• **Your objective**: Track down the lines that contain "frac" and copy them.

• **Data section**:

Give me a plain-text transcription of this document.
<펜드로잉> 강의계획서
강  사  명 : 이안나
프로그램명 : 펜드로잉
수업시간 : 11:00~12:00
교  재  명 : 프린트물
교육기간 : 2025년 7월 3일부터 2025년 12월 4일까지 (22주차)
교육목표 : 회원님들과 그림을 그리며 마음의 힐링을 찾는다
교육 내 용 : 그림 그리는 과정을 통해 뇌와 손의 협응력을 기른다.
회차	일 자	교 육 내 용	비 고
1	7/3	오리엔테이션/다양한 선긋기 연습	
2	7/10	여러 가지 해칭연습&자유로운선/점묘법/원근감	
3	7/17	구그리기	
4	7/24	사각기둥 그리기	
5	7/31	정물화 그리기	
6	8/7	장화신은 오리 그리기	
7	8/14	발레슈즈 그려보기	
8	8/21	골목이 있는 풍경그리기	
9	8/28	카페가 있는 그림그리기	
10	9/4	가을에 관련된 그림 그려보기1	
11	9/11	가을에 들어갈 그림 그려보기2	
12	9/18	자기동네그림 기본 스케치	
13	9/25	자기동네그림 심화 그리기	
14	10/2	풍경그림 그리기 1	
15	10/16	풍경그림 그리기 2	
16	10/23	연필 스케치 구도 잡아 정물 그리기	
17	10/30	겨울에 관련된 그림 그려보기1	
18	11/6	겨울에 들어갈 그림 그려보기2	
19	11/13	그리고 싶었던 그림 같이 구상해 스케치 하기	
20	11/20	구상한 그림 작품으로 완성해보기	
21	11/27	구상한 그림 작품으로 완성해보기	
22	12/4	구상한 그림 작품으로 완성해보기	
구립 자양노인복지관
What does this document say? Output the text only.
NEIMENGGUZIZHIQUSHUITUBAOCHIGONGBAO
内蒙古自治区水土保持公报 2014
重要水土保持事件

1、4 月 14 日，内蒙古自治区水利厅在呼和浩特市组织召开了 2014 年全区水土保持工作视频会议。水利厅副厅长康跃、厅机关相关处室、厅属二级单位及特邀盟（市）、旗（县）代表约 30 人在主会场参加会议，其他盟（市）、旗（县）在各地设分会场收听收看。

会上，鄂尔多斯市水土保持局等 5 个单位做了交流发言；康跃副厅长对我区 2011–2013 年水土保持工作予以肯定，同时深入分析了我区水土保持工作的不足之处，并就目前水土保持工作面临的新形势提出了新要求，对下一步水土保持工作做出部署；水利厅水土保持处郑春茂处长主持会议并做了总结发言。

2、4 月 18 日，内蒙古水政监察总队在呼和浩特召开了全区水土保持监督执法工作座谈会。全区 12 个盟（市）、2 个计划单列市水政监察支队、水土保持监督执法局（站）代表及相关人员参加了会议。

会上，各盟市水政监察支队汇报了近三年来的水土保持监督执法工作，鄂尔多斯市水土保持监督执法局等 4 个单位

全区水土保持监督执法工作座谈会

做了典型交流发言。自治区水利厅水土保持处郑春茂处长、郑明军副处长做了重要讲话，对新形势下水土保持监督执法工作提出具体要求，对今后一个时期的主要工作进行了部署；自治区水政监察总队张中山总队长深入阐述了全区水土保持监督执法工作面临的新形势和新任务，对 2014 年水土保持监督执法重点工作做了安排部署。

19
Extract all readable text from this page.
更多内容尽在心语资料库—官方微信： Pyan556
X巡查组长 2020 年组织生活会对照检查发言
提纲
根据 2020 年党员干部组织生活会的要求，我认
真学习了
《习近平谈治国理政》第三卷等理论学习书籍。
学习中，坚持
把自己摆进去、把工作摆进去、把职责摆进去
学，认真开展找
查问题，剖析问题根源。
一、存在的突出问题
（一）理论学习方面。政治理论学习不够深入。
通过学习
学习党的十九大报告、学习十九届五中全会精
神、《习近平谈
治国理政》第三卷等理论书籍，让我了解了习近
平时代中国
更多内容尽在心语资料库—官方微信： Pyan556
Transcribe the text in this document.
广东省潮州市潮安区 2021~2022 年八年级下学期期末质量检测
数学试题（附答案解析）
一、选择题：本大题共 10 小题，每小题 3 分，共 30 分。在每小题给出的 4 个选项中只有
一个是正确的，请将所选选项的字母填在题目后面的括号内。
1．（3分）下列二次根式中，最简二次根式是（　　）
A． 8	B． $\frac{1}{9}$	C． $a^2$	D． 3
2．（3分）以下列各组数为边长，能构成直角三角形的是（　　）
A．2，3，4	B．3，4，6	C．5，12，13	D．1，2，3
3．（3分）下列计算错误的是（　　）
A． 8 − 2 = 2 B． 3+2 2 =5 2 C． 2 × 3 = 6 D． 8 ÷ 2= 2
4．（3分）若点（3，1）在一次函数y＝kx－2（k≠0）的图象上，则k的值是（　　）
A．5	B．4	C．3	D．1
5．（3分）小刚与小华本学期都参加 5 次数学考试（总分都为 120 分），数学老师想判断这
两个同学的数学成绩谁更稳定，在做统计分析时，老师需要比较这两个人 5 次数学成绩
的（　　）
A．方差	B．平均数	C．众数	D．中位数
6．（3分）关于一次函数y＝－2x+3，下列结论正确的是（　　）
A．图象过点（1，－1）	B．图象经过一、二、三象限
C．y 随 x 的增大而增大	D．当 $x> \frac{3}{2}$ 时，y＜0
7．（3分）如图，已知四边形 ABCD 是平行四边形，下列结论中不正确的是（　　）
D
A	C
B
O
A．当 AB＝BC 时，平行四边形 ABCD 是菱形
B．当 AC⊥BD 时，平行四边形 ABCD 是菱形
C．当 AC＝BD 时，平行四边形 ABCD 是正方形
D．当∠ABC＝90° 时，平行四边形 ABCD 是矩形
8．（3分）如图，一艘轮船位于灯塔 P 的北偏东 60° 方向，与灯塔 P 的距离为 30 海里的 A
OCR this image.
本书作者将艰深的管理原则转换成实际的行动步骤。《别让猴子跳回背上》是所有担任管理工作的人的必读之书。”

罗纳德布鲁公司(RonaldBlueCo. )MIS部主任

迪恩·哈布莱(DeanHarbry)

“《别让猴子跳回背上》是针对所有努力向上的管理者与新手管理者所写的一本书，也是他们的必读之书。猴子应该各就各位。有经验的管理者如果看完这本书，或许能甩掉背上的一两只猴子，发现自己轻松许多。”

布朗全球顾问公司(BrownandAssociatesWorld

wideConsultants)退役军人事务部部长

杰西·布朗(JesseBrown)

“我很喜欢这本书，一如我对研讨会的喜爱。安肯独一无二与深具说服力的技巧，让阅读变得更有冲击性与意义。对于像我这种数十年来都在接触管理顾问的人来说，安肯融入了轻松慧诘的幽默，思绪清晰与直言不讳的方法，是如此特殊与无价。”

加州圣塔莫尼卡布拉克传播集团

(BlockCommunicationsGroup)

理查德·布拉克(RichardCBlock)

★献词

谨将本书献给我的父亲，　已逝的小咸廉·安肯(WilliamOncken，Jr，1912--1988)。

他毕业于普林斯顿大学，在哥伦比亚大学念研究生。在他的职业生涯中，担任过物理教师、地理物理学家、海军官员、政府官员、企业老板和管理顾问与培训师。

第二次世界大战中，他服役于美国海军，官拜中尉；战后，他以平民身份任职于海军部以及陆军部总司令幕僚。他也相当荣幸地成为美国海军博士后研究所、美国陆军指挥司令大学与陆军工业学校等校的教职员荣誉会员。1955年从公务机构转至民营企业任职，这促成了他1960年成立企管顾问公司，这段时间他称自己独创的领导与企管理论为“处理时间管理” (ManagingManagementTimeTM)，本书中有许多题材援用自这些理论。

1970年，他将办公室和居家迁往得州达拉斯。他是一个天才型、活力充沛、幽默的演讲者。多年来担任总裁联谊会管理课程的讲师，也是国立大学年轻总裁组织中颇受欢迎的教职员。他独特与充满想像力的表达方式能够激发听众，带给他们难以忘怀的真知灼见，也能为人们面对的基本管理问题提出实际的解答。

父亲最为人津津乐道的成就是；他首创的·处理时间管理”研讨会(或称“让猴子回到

• **Task result**:
A． 8	B． $\frac{1}{9}$	C． $a^2$	D． 3
C．y 随 x 的增大而增大	D．当 $x> \frac{3}{2}$ 时，y＜0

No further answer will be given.